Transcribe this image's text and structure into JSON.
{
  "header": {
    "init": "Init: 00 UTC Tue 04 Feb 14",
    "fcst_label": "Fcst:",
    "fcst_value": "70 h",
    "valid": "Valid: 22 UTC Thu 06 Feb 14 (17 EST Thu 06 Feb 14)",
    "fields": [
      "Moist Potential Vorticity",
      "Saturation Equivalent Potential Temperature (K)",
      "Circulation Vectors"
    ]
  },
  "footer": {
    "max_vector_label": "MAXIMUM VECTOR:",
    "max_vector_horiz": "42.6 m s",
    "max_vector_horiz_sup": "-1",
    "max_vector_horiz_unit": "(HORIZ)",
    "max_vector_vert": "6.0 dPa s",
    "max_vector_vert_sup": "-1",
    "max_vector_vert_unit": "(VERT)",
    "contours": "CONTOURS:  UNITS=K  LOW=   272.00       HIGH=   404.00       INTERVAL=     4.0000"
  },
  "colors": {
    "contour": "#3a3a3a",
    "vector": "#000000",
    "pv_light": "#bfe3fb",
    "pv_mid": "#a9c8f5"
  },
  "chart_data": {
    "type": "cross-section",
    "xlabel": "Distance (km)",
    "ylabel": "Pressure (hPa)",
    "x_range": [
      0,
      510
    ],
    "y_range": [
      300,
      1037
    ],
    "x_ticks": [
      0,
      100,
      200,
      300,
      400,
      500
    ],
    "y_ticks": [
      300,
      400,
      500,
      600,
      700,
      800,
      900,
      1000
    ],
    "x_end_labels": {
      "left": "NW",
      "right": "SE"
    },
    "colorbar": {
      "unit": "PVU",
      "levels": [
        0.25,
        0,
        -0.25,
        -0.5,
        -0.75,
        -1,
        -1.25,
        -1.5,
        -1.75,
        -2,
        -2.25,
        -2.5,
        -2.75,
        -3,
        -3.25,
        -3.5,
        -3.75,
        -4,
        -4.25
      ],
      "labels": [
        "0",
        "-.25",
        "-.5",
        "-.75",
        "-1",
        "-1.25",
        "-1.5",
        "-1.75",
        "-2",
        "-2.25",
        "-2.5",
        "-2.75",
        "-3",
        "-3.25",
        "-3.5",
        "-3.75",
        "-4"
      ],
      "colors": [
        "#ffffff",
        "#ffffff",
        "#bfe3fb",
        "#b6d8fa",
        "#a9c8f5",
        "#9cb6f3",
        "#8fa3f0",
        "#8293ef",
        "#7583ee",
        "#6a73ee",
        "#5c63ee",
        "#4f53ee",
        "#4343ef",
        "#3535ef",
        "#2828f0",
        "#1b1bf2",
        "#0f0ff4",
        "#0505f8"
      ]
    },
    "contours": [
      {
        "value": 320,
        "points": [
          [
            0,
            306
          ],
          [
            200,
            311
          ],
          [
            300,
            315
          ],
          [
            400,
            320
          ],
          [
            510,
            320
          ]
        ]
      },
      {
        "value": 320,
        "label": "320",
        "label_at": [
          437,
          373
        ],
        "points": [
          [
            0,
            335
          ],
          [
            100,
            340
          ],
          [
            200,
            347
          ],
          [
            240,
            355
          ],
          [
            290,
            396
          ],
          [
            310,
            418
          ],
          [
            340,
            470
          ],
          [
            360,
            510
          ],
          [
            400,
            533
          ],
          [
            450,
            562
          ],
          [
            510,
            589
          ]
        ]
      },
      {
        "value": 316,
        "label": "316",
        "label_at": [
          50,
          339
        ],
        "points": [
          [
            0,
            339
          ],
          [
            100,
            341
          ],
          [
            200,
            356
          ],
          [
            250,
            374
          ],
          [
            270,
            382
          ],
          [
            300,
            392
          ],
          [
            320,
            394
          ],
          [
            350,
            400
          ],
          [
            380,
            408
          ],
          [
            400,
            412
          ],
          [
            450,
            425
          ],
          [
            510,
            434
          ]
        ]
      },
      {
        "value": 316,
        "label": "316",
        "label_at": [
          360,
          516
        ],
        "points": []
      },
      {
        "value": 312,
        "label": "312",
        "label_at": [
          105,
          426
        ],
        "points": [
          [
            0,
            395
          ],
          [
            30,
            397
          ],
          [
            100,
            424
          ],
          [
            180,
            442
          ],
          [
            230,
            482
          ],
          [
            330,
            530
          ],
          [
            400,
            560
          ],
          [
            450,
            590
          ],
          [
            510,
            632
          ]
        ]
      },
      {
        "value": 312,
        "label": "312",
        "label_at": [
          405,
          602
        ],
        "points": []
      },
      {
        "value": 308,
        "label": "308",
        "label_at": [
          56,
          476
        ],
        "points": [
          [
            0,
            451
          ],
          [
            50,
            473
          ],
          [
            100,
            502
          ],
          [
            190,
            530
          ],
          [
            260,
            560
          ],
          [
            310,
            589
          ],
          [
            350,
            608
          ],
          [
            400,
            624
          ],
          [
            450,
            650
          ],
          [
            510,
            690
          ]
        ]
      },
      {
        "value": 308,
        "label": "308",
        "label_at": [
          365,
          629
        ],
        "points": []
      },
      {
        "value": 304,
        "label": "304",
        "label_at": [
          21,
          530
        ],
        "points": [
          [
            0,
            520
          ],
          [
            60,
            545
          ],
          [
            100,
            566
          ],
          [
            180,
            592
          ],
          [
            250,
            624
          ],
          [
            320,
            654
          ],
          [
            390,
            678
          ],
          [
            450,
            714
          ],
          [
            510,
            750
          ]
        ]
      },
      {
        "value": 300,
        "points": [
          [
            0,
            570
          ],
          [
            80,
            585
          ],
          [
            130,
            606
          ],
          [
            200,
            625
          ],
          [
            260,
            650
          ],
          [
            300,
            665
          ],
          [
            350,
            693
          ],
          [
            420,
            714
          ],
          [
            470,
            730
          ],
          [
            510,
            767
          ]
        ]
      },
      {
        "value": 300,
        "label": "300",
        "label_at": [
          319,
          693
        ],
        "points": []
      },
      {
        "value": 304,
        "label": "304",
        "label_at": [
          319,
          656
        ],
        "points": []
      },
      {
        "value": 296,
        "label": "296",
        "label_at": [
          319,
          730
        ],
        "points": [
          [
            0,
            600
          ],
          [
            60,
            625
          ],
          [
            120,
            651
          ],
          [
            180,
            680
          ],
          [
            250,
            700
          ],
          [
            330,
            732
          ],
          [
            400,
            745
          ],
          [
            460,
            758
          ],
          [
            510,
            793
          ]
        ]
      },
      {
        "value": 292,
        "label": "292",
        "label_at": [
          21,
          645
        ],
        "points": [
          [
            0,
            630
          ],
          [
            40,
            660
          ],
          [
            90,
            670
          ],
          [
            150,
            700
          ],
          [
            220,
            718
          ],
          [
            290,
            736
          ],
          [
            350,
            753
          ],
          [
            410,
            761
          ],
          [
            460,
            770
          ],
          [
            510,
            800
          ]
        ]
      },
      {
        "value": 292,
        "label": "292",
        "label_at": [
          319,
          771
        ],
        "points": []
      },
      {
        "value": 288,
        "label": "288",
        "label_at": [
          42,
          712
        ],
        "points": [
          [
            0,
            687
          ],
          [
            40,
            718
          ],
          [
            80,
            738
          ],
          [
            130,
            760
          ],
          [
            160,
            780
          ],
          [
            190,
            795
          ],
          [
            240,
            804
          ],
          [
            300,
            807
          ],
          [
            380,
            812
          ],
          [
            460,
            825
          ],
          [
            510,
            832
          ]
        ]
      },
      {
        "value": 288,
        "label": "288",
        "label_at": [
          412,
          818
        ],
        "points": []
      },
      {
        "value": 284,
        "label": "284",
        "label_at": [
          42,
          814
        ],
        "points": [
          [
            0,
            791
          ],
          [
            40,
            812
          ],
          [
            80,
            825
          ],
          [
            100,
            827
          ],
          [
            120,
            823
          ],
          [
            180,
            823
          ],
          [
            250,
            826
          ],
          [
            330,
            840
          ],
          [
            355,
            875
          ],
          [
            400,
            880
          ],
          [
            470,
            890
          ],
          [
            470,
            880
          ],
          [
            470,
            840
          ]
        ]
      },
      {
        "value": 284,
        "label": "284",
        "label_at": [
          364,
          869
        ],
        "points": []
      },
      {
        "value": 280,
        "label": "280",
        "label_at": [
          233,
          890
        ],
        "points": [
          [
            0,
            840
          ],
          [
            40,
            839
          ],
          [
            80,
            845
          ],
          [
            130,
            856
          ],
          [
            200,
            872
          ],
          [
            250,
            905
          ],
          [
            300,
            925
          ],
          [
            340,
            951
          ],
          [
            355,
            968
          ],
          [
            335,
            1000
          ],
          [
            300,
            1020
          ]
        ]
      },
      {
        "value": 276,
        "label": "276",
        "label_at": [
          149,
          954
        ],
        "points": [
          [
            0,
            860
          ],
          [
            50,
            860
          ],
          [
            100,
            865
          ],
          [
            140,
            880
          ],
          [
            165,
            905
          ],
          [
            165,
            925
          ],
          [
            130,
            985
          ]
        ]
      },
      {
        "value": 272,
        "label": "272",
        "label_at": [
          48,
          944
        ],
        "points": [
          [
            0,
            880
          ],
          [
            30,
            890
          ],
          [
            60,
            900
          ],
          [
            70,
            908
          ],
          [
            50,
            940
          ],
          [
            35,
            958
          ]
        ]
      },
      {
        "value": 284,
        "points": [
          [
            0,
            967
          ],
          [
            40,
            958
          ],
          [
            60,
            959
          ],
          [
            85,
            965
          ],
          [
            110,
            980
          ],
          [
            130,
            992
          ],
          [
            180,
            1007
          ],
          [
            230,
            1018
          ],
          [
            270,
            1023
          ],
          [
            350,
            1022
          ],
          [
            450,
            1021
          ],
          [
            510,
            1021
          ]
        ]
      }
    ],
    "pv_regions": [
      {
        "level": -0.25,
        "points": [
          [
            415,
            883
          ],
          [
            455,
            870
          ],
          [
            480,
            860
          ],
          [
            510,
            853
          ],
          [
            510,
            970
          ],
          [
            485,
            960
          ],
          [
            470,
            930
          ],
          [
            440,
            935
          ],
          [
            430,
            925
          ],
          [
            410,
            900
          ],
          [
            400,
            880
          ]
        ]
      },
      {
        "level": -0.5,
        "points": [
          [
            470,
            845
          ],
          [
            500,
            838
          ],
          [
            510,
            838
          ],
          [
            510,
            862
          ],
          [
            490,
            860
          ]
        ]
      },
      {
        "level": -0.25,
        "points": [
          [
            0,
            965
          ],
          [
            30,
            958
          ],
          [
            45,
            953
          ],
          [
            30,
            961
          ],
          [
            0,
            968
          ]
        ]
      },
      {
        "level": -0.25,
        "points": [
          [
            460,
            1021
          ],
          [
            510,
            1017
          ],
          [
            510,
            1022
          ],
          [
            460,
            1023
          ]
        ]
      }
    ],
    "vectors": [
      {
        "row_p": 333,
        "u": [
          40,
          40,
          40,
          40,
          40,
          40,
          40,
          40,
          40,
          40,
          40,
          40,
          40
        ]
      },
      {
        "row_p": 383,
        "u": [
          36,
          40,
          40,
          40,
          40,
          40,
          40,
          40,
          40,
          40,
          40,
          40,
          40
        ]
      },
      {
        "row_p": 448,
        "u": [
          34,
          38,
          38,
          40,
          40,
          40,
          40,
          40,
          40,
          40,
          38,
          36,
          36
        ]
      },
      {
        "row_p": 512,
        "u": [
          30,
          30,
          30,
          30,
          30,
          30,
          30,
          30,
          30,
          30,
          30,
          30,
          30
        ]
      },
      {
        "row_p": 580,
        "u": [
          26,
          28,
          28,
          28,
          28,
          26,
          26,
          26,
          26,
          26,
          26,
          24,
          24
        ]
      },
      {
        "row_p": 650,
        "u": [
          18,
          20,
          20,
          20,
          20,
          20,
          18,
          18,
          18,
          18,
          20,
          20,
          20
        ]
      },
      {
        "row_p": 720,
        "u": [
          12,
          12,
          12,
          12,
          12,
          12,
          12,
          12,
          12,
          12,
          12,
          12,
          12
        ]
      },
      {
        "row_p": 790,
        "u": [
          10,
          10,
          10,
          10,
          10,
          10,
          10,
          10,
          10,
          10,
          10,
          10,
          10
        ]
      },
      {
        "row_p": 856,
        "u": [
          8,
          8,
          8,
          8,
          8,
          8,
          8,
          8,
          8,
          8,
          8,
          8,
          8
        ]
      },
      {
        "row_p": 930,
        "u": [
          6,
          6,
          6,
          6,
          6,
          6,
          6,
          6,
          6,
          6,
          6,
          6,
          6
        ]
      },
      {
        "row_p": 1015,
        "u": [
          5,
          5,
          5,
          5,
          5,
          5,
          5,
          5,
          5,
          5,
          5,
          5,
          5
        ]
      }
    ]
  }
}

**WRITTEN REQUEST**
Return each line of the data that contains the string "Potential".

**WORKED SOLUTION**
      "Moist Potential Vorticity",
      "Saturation Equivalent Potential Temperature (K)",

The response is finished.